**Exercise prompt**
Set down every entry once more, character for character.
━━━━━━━━━━━━━━━━━━━━━━━━━━━━━━
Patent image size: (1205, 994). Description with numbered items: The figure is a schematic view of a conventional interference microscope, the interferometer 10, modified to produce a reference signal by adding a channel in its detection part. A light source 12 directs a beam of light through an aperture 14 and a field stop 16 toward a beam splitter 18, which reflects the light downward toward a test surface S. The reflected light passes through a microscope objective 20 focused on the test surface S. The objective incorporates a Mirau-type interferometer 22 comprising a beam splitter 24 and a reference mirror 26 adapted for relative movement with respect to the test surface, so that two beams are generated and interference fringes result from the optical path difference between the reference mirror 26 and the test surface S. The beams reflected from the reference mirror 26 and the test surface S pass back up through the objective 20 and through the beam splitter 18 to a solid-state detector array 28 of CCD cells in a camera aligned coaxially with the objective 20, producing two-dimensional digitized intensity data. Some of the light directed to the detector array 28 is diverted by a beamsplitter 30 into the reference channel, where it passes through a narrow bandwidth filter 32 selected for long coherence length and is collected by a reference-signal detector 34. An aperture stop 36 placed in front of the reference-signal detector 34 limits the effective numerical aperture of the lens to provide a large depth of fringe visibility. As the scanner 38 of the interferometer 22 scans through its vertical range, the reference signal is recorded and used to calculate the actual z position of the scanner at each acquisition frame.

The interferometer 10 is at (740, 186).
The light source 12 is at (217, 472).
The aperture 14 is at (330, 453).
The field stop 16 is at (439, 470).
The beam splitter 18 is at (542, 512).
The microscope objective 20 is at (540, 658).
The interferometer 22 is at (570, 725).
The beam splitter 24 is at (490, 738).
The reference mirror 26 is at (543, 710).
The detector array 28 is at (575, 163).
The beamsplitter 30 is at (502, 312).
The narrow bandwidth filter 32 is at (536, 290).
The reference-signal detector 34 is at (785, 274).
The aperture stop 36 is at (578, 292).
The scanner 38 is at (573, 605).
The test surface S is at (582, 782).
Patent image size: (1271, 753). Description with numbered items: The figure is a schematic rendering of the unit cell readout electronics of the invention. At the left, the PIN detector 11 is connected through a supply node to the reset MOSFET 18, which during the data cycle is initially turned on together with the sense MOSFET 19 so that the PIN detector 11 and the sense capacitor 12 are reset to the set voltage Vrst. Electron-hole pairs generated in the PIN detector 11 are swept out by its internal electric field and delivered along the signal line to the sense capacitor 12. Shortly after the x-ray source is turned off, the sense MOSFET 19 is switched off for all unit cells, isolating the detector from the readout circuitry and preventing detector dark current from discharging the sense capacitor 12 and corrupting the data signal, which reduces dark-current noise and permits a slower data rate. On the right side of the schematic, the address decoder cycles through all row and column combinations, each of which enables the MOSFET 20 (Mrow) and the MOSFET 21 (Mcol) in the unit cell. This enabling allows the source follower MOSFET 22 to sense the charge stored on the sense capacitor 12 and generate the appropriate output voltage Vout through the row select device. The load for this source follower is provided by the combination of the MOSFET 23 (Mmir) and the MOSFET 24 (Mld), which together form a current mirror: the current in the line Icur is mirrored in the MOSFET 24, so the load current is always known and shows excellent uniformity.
━━━━━━━━━━━━━━━━━━━━━━━━━━━━━━
**Task solution**
Patent image size: (1205, 994). Description with numbered items: The figure is a schematic view of a conventional interference microscope, the interferometer 10, modified to produce a reference signal by adding a channel in its detection part. A light source 12 directs a beam of light through an aperture 14 and a field stop 16 toward a beam splitter 18, which reflects the light downward toward a test surface S. The reflected light passes through a microscope objective 20 focused on the test surface S. The objective incorporates a Mirau-type interferometer 22 comprising a beam splitter 24 and a reference mirror 26 adapted for relative movement with respect to the test surface, so that two beams are generated and interference fringes result from the optical path difference between the reference mirror 26 and the test surface S. The beams reflected from the reference mirror 26 and the test surface S pass back up through the objective 20 and through the beam splitter 18 to a solid-state detector array 28 of CCD cells in a camera aligned coaxially with the objective 20, producing two-dimensional digitized intensity data. Some of the light directed to the detector array 28 is diverted by a beamsplitter 30 into the reference channel, where it passes through a narrow bandwidth filter 32 selected for long coherence length and is collected by a reference-signal detector 34. An aperture stop 36 placed in front of the reference-signal detector 34 limits the effective numerical aperture of the lens to provide a large depth of fringe visibility. As the scanner 38 of the interferometer 22 scans through its vertical range, the reference signal is recorded and used to calculate the actual z position of the scanner at each acquisition frame.

The interferometer 10 is at (740, 186).
The light source 12 is at (217, 472).
The aperture 14 is at (330, 453).
The field stop 16 is at (439, 470).
The beam splitter 18 is at (542, 512).
The microscope objective 20 is at (540, 658).
The interferometer 22 is at (570, 725).
The beam splitter 24 is at (490, 738).
The reference mirror 26 is at (543, 710).
The detector array 28 is at (575, 163).
The beamsplitter 30 is at (502, 312).
The narrow bandwidth filter 32 is at (536, 290).
The reference-signal detector 34 is at (785, 274).
The aperture stop 36 is at (578, 292).
The scanner 38 is at (573, 605).
The test surface S is at (582, 782).
Patent image size: (1271, 753). Description with numbered items: The figure is a schematic rendering of the unit cell readout electronics of the invention. At the left, the PIN detector 11 is connected through a supply node to the reset MOSFET 18, which during the data cycle is initially turned on together with the sense MOSFET 19 so that the PIN detector 11 and the sense capacitor 12 are reset to the set voltage Vrst. Electron-hole pairs generated in the PIN detector 11 are swept out by its internal electric field and delivered along the signal line to the sense capacitor 12. Shortly after the x-ray source is turned off, the sense MOSFET 19 is switched off for all unit cells, isolating the detector from the readout circuitry and preventing detector dark current from discharging the sense capacitor 12 and corrupting the data signal, which reduces dark-current noise and permits a slower data rate. On the right side of the schematic, the address decoder cycles through all row and column combinations, each of which enables the MOSFET 20 (Mrow) and the MOSFET 21 (Mcol) in the unit cell. This enabling allows the source follower MOSFET 22 to sense the charge stored on the sense capacitor 12 and generate the appropriate output voltage Vout through the row select device. The load for this source follower is provided by the combination of the MOSFET 23 (Mmir) and the MOSFET 24 (Mld), which together form a current mirror: the current in the line Icur is mirrored in the MOSFET 24, so the load current is always known and shows excellent uniformity.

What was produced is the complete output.